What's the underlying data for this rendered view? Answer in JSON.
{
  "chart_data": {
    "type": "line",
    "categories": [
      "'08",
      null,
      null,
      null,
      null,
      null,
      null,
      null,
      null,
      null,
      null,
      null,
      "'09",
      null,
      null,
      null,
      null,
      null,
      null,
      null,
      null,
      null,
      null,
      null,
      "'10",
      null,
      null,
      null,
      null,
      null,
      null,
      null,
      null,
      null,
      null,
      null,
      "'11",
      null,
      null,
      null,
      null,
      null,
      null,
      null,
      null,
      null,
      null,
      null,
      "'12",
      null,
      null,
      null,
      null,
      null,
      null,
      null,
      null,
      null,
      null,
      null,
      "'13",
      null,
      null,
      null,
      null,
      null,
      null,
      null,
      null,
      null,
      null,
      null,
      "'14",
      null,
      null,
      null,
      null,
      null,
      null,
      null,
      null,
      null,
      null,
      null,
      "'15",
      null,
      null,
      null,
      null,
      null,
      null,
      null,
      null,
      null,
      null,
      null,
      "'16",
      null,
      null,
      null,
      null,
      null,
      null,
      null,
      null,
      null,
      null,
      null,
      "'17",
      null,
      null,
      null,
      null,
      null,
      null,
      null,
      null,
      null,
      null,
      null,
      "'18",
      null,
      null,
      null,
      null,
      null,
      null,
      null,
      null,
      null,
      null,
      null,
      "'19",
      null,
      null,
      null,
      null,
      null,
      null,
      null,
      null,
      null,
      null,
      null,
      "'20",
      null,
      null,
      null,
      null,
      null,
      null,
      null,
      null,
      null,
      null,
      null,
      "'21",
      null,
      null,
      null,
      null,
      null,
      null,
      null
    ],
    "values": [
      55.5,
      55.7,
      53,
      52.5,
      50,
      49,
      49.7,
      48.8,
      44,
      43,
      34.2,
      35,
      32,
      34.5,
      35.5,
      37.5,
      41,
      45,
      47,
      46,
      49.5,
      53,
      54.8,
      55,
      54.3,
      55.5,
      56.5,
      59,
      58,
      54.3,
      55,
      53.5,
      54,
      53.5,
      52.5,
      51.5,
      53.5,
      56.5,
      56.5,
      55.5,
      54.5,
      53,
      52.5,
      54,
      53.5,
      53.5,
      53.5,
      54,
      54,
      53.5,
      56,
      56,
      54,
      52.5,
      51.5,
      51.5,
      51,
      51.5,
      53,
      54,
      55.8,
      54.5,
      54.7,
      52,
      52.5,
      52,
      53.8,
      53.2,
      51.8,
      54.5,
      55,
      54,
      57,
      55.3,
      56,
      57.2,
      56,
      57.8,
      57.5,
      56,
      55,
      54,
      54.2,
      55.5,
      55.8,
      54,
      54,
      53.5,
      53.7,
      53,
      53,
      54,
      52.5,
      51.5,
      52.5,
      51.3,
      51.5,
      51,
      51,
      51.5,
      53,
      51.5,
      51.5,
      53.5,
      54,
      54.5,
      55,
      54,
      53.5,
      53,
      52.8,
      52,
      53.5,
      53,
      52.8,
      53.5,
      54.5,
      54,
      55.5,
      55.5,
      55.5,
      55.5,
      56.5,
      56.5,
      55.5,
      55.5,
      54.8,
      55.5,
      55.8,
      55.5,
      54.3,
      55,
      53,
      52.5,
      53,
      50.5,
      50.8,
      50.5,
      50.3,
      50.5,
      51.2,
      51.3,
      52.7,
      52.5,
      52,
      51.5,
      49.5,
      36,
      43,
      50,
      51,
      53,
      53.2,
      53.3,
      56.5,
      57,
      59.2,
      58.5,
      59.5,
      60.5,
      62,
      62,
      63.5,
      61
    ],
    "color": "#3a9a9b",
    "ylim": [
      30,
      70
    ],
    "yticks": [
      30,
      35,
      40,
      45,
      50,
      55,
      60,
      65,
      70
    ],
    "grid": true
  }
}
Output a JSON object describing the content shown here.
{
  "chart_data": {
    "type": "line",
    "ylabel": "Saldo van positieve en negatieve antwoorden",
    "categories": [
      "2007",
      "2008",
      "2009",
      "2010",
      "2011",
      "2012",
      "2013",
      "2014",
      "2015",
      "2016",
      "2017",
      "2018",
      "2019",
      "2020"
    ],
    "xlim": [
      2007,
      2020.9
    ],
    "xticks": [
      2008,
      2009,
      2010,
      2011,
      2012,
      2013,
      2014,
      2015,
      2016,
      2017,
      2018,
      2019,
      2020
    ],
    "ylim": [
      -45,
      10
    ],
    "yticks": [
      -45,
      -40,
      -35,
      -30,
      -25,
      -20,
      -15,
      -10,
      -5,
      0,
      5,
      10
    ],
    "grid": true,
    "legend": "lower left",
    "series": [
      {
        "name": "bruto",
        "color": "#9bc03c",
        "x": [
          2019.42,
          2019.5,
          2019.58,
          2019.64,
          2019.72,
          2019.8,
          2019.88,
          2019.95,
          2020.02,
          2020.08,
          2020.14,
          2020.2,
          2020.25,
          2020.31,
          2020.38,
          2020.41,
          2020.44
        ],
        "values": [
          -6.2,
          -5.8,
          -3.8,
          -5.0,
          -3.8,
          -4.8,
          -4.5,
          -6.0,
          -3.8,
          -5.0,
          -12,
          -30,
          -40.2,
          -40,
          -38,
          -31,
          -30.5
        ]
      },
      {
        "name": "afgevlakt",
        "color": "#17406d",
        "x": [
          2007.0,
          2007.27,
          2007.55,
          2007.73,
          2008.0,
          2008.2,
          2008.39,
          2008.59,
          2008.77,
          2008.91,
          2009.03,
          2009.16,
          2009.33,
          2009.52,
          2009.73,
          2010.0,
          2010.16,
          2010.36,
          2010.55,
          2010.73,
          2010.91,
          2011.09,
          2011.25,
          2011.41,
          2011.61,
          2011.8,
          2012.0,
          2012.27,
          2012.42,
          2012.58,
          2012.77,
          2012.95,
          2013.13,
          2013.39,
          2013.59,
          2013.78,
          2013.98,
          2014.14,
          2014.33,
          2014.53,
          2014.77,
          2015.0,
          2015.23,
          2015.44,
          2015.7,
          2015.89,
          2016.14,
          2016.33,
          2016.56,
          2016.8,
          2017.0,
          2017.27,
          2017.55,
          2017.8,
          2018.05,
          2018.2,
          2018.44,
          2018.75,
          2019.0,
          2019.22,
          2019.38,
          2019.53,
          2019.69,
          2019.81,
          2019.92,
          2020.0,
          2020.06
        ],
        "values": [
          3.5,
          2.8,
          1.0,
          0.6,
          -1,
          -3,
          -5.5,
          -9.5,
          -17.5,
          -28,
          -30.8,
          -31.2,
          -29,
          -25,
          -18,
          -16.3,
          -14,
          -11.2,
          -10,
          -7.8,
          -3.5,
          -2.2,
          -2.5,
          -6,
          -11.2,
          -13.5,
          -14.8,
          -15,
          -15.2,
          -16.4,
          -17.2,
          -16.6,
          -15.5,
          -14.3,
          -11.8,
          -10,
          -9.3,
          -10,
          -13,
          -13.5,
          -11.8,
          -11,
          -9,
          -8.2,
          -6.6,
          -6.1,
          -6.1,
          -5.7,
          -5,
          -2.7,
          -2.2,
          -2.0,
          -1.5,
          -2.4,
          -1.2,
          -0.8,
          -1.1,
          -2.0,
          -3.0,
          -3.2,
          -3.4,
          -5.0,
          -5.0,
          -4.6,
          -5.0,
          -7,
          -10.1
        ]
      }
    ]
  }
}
◇ ◇ ◇ ◇
Requirements
Lines that hold "JSON" are the ones to copy; find all of them.

Correct answer
What's the underlying data for this rendered view? Answer in JSON.
Output a JSON object describing the content shown here.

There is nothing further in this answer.